Stored entries:

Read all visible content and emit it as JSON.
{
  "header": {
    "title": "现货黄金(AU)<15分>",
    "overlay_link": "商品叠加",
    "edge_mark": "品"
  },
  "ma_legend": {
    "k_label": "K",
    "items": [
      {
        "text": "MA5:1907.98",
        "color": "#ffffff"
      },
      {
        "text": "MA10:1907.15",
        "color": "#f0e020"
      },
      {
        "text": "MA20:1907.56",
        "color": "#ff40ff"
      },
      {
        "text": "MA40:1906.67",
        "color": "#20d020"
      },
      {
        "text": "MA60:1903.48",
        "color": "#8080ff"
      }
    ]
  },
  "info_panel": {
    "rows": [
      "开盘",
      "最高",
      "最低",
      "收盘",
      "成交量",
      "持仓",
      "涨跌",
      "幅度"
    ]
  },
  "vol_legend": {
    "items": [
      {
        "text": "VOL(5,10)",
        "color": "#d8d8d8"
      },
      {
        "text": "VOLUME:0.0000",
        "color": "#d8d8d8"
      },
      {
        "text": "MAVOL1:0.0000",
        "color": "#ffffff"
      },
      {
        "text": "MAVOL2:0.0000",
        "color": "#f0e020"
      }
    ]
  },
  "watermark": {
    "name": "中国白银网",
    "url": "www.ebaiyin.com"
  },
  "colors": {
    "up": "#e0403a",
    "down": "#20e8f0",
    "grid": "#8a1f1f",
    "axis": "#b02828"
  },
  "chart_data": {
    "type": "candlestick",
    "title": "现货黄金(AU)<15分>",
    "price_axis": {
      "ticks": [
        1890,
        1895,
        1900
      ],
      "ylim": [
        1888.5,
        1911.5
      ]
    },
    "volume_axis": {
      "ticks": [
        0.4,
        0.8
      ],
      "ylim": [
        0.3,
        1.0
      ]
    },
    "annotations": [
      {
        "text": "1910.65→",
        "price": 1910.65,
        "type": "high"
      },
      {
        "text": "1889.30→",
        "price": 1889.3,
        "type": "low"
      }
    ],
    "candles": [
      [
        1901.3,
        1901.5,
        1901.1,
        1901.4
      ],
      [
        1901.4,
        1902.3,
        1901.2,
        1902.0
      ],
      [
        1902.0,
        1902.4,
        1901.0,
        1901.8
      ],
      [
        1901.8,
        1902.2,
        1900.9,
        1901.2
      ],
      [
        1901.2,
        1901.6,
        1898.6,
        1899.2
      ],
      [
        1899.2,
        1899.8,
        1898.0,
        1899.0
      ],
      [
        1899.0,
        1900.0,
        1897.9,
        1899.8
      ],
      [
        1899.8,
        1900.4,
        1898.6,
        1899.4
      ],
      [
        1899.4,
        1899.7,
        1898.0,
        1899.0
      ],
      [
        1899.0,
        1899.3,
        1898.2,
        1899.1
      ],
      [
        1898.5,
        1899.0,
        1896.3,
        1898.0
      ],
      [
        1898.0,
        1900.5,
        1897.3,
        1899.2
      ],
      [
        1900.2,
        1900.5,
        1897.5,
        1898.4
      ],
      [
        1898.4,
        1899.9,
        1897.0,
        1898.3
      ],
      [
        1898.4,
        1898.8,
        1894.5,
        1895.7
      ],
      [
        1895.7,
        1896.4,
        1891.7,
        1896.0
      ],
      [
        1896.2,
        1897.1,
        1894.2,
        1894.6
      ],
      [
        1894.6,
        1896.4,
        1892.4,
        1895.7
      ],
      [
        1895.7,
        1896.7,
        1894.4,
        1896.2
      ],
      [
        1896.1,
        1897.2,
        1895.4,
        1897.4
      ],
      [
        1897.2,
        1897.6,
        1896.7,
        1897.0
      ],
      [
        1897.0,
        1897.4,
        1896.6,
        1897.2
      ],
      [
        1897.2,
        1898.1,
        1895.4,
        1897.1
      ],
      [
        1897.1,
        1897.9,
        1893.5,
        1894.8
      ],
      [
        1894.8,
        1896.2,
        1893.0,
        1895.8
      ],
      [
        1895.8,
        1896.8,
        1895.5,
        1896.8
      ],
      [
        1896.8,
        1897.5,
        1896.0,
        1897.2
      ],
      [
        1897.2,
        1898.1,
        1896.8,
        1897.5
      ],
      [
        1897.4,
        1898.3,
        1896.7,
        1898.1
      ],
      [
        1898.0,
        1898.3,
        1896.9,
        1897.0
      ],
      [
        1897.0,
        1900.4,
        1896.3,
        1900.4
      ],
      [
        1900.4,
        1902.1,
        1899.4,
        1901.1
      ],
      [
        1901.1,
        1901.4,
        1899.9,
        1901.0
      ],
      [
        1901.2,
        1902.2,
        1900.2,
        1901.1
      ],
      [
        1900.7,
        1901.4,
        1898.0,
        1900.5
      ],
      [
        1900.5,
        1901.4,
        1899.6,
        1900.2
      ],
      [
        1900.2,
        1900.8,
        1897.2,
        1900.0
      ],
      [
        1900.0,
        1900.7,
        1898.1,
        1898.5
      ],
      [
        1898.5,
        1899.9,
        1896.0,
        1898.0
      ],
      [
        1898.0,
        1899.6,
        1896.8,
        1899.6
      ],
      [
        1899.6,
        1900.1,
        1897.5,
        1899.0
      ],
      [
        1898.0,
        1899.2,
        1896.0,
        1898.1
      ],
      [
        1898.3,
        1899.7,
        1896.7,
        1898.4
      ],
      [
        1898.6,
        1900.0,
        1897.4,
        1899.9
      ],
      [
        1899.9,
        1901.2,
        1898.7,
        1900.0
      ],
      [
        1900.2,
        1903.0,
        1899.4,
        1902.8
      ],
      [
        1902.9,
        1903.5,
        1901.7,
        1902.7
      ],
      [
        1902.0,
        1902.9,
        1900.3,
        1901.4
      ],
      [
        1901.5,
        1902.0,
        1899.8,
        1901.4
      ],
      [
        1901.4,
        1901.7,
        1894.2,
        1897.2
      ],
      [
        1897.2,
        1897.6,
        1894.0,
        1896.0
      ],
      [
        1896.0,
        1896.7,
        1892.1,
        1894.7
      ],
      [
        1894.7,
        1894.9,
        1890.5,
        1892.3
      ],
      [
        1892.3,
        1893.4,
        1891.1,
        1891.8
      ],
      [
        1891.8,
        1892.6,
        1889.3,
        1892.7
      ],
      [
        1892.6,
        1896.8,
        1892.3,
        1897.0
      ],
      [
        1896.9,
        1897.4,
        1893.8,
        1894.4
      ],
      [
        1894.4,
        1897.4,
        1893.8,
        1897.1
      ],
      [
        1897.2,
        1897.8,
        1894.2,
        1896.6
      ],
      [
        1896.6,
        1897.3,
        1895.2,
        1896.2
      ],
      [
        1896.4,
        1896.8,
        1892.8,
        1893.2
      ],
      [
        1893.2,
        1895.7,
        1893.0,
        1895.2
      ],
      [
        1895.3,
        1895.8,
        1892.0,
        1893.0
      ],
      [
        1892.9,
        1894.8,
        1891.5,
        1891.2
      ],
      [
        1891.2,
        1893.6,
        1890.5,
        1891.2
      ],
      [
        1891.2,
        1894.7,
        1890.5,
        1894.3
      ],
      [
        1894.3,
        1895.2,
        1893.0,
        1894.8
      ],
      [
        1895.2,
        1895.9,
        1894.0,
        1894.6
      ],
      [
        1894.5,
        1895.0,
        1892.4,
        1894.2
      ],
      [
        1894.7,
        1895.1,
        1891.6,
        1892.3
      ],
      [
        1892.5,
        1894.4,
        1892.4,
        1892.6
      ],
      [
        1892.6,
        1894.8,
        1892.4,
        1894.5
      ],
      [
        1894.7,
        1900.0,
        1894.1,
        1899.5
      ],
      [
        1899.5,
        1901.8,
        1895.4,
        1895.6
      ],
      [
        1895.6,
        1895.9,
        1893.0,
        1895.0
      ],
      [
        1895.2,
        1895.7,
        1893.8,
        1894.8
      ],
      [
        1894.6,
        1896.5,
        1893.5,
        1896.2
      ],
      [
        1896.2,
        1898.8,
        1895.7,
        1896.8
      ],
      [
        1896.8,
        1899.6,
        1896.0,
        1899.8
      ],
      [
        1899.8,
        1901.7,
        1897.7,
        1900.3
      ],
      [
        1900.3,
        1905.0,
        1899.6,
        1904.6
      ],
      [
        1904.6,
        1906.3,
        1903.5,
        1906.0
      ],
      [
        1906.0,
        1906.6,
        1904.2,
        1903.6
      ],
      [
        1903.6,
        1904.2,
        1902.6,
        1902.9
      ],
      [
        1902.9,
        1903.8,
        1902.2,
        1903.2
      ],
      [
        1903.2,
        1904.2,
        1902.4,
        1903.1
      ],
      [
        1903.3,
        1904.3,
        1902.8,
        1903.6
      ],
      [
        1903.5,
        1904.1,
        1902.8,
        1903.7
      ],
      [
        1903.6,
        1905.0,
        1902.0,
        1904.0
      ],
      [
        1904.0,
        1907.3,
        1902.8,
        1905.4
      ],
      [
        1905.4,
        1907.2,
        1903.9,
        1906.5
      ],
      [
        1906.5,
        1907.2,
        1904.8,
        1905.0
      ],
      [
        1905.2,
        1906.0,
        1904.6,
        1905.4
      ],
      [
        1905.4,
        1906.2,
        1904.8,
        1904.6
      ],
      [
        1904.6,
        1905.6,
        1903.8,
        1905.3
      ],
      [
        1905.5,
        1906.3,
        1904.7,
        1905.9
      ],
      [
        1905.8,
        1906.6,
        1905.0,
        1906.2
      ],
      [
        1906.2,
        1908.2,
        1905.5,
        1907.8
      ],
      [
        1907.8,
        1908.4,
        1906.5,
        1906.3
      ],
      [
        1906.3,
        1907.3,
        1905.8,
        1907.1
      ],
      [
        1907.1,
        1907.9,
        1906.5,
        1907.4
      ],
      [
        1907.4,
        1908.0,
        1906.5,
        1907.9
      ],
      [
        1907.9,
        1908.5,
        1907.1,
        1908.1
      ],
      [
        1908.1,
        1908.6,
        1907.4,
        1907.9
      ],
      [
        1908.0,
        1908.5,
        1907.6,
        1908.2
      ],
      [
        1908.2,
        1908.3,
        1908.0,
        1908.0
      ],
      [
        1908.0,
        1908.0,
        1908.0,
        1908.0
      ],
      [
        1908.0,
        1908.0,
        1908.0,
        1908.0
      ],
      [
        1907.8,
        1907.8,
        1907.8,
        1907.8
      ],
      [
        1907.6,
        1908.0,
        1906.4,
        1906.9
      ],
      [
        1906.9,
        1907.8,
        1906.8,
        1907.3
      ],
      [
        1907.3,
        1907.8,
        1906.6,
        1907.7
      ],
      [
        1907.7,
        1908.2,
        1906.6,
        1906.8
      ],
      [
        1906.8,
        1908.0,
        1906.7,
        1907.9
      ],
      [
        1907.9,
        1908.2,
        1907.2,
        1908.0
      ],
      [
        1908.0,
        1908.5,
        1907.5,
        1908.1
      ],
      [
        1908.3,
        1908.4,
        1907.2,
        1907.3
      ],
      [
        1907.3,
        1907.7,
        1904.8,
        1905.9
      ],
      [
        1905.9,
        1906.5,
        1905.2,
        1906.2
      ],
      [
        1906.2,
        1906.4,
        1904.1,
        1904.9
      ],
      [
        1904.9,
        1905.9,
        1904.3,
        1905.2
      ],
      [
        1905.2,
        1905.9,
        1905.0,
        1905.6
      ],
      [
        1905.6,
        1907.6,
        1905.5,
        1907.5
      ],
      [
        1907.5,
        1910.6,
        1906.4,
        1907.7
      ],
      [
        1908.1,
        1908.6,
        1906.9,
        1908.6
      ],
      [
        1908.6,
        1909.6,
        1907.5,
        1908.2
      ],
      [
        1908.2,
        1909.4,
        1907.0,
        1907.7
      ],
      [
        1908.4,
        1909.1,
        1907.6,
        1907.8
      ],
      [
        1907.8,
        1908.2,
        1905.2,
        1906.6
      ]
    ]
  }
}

## Task
Show every line from the entries above in which "type" appears.

## Written reply
    "type": "candlestick",
        "type": "high"
        "type": "low"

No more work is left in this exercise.